STATED EXERCISE:
Collect every line below that contains the word "COVID".

DATA IN THIS EXERCISE:

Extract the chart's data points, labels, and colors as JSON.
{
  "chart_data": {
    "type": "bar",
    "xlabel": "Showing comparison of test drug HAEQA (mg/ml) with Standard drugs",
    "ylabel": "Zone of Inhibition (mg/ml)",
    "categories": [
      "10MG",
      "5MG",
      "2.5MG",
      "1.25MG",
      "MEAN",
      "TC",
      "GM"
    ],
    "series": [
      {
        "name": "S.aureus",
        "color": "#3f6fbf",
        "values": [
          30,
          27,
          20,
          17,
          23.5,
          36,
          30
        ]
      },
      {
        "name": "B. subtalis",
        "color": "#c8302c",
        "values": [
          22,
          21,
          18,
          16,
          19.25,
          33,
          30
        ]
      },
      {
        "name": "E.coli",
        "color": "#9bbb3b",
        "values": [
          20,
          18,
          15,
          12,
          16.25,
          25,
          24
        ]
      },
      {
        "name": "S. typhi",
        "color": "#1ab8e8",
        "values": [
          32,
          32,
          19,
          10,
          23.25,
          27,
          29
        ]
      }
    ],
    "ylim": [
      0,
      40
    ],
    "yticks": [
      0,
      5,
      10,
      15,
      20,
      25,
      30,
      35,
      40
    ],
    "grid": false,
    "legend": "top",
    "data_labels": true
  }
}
...
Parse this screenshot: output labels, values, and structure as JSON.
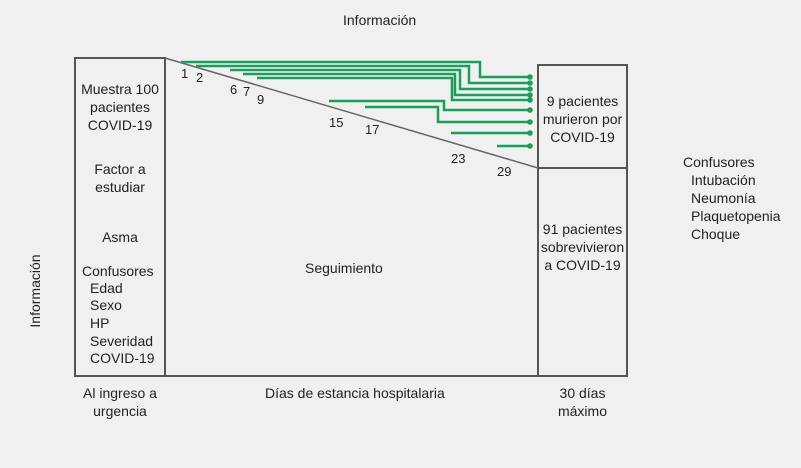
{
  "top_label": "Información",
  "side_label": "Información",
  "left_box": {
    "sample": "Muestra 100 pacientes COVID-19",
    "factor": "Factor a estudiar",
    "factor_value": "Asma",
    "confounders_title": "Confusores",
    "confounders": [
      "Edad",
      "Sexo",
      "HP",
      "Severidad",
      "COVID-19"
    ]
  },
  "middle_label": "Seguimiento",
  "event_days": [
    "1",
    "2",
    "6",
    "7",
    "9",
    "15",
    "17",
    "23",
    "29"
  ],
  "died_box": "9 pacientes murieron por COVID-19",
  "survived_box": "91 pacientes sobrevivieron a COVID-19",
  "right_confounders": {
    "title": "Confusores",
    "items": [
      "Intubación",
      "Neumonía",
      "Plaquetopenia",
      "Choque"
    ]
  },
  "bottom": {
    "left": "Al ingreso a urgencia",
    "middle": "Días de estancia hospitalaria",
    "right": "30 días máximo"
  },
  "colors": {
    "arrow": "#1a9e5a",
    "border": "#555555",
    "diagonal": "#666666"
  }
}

PROBLEM SOLUTION:
    "sample": "Muestra 100 pacientes COVID-19",
      "COVID-19"
  "died_box": "9 pacientes murieron por COVID-19",
  "survived_box": "91 pacientes sobrevivieron a COVID-19",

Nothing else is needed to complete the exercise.